Start of Data entries
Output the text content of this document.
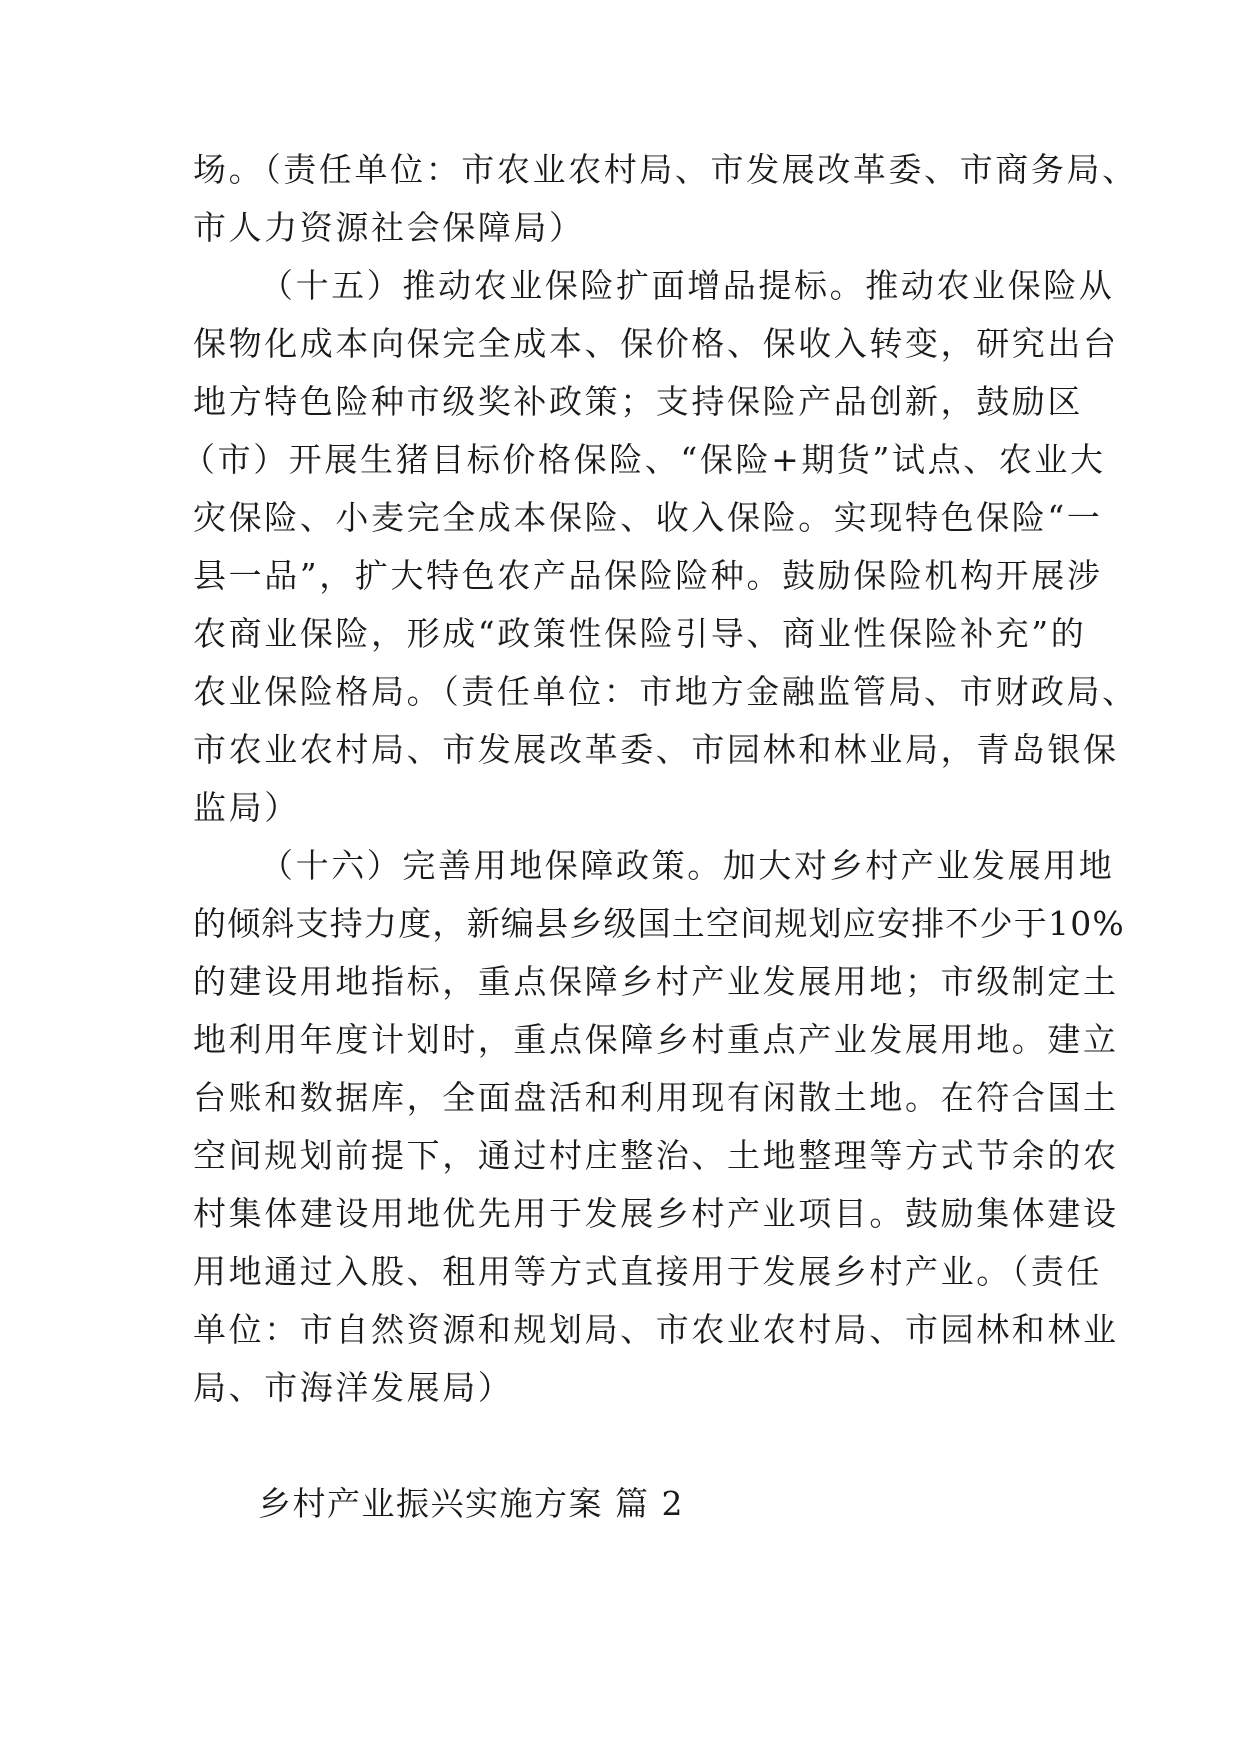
场。（责任单位：市农业农村局、市发展改革委、市商务局、
市人力资源社会保障局）
（十五）推动农业保险扩面增品提标。推动农业保险从
保物化成本向保完全成本、保价格、保收入转变，研究出台
地方特色险种市级奖补政策；支持保险产品创新，鼓励区
（市）开展生猪目标价格保险、“保险+期货”试点、农业大
灾保险、小麦完全成本保险、收入保险。实现特色保险“一
县一品”，扩大特色农产品保险险种。鼓励保险机构开展涉
农商业保险，形成“政策性保险引导、商业性保险补充”的
农业保险格局。（责任单位：市地方金融监管局、市财政局、
市农业农村局、市发展改革委、市园林和林业局，青岛银保
监局）
（十六）完善用地保障政策。加大对乡村产业发展用地
的倾斜支持力度，新编县乡级国土空间规划应安排不少于10%
的建设用地指标，重点保障乡村产业发展用地；市级制定土
地利用年度计划时，重点保障乡村重点产业发展用地。建立
台账和数据库，全面盘活和利用现有闲散土地。在符合国土
空间规划前提下，通过村庄整治、土地整理等方式节余的农
村集体建设用地优先用于发展乡村产业项目。鼓励集体建设
用地通过入股、租用等方式直接用于发展乡村产业。（责任
单位：市自然资源和规划局、市农业农村局、市园林和林业
局、市海洋发展局）
乡村产业振兴实施方案 篇 2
End of Data entries
Requirement
Tell how many lines in the material contain the word "责任单位". Only the number is wanted.

Solution
2